• [MATERIAL PROVIDED]:
* Start *

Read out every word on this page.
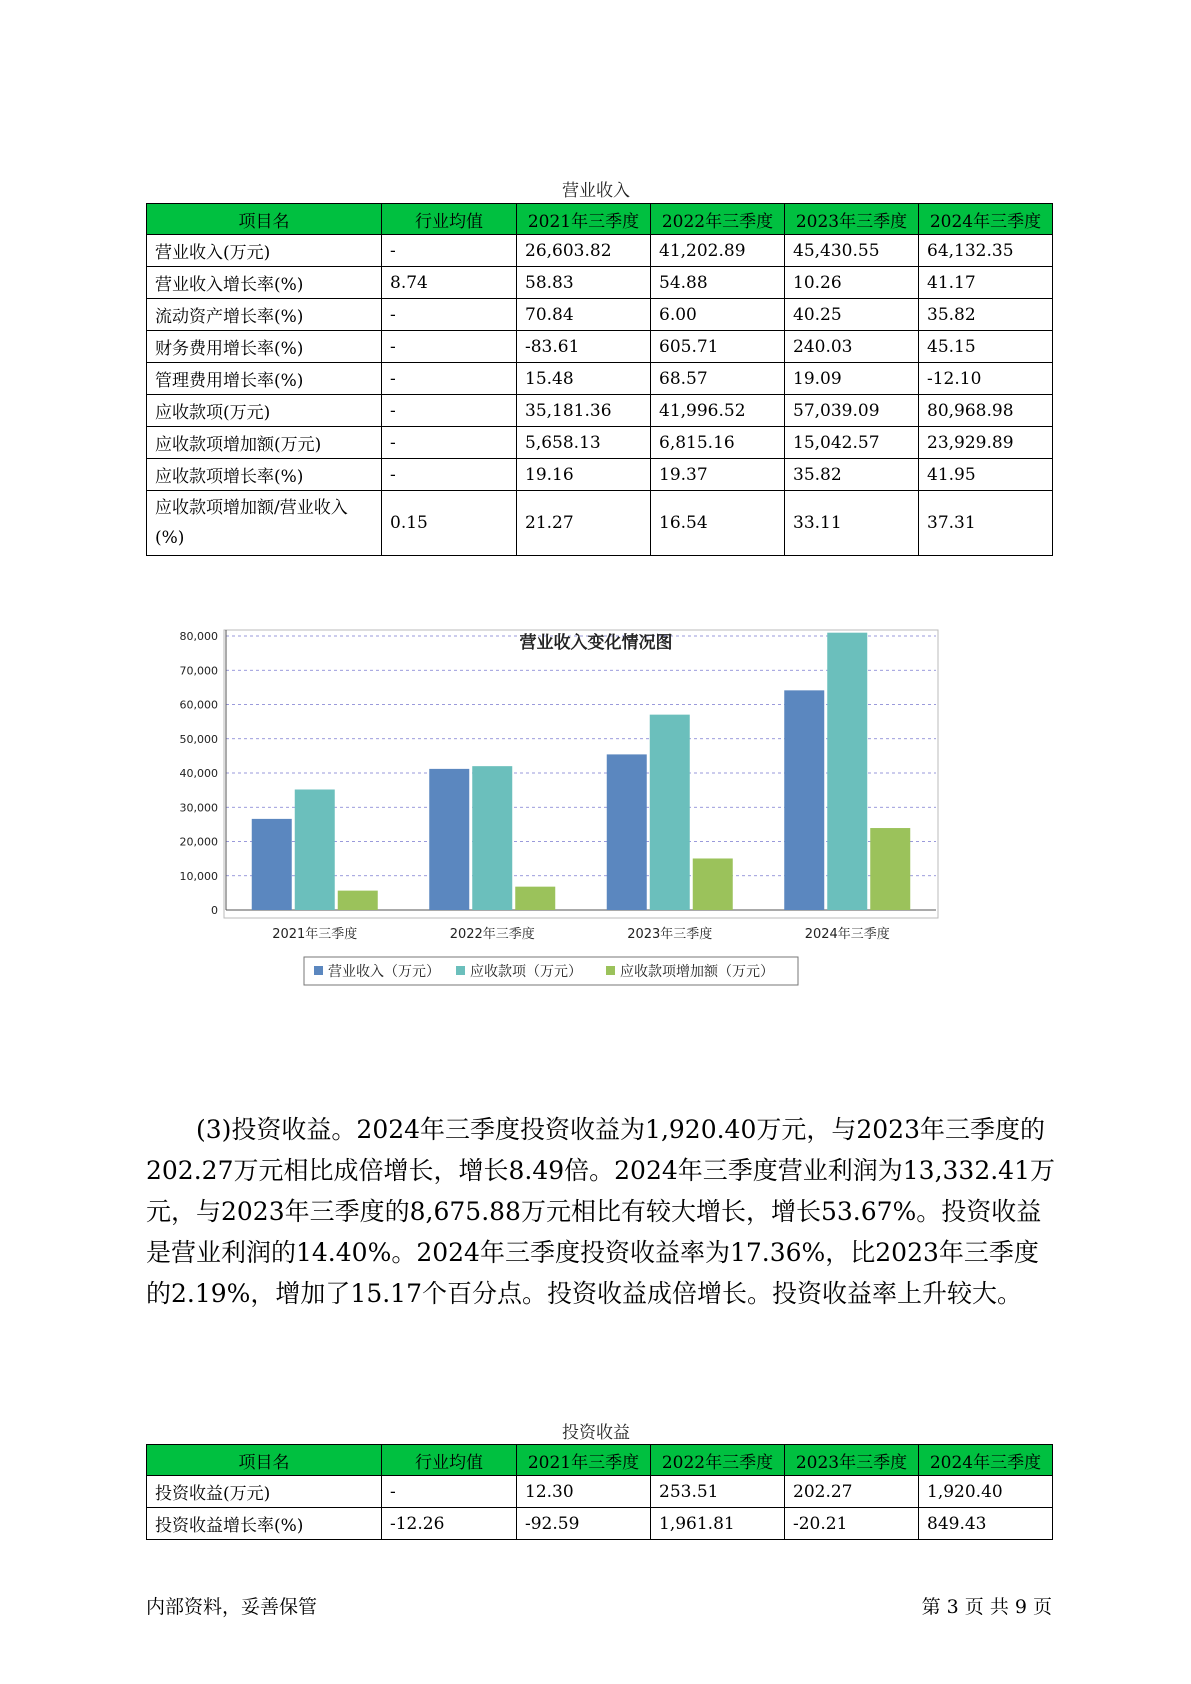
营业收入
项目名	行业均值	2021年三季度	2022年三季度	2023年三季度	2024年三季度
营业收入(万元)	-	26,603.82	41,202.89	45,430.55	64,132.35
营业收入增长率(%)	8.74	58.83	54.88	10.26	41.17
流动资产增长率(%)	-	70.84	6.00	40.25	35.82
财务费用增长率(%)	-	-83.61	605.71	240.03	45.15
管理费用增长率(%)	-	15.48	68.57	19.09	-12.10
应收款项(万元)	-	35,181.36	41,996.52	57,039.09	80,968.98
应收款项增加额(万元)	-	5,658.13	6,815.16	15,042.57	23,929.89
应收款项增长率(%)	-	19.16	19.37	35.82	41.95
应收款项增加额/营业收入(%)	0.15	21.27	16.54	33.11	37.31
营业收入变化情况图
0
10,000
20,000
30,000
40,000
50,000
60,000
70,000
80,000
2021年三季度	2022年三季度	2023年三季度	2024年三季度
营业收入（万元） 应收款项（万元）	应收款项增加额（万元）

(3)投资收益。2024年三季度投资收益为1,920.40万元，与2023年三季度的202.27万元相比成倍增长，增长8.49倍。2024年三季度营业利润为13,332.41万元，与2023年三季度的8,675.88万元相比有较大增长，增长53.67%。投资收益是营业利润的14.40%。2024年三季度投资收益率为17.36%，比2023年三季度的2.19%，增加了15.17个百分点。投资收益成倍增长。投资收益率上升较大。

投资收益
项目名	行业均值	2021年三季度	2022年三季度	2023年三季度	2024年三季度
投资收益(万元)	-	12.30	253.51	202.27	1,920.40
投资收益增长率(%)	-12.26	-92.59	1,961.81	-20.21	849.43
内部资料，妥善保管	第 3 页 共 9 页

* End *

• [THE PROBLEM]: Keep the pictures out and write out the records exactly.

• [REPLY]:
Read out every word on this page.
营业收入
项目名	行业均值	2021年三季度	2022年三季度	2023年三季度	2024年三季度
营业收入(万元)	-	26,603.82	41,202.89	45,430.55	64,132.35
营业收入增长率(%)	8.74	58.83	54.88	10.26	41.17
流动资产增长率(%)	-	70.84	6.00	40.25	35.82
财务费用增长率(%)	-	-83.61	605.71	240.03	45.15
管理费用增长率(%)	-	15.48	68.57	19.09	-12.10
应收款项(万元)	-	35,181.36	41,996.52	57,039.09	80,968.98
应收款项增加额(万元)	-	5,658.13	6,815.16	15,042.57	23,929.89
应收款项增长率(%)	-	19.16	19.37	35.82	41.95
应收款项增加额/营业收入(%)	0.15	21.27	16.54	33.11	37.31
营业收入变化情况图
0
10,000
20,000
30,000
40,000
50,000
60,000
70,000
80,000
2021年三季度	2022年三季度	2023年三季度	2024年三季度
营业收入（万元） 应收款项（万元）	应收款项增加额（万元）

(3)投资收益。2024年三季度投资收益为1,920.40万元，与2023年三季度的202.27万元相比成倍增长，增长8.49倍。2024年三季度营业利润为13,332.41万元，与2023年三季度的8,675.88万元相比有较大增长，增长53.67%。投资收益是营业利润的14.40%。2024年三季度投资收益率为17.36%，比2023年三季度的2.19%，增加了15.17个百分点。投资收益成倍增长。投资收益率上升较大。

投资收益
项目名	行业均值	2021年三季度	2022年三季度	2023年三季度	2024年三季度
投资收益(万元)	-	12.30	253.51	202.27	1,920.40
投资收益增长率(%)	-12.26	-92.59	1,961.81	-20.21	849.43
内部资料，妥善保管	第 3 页 共 9 页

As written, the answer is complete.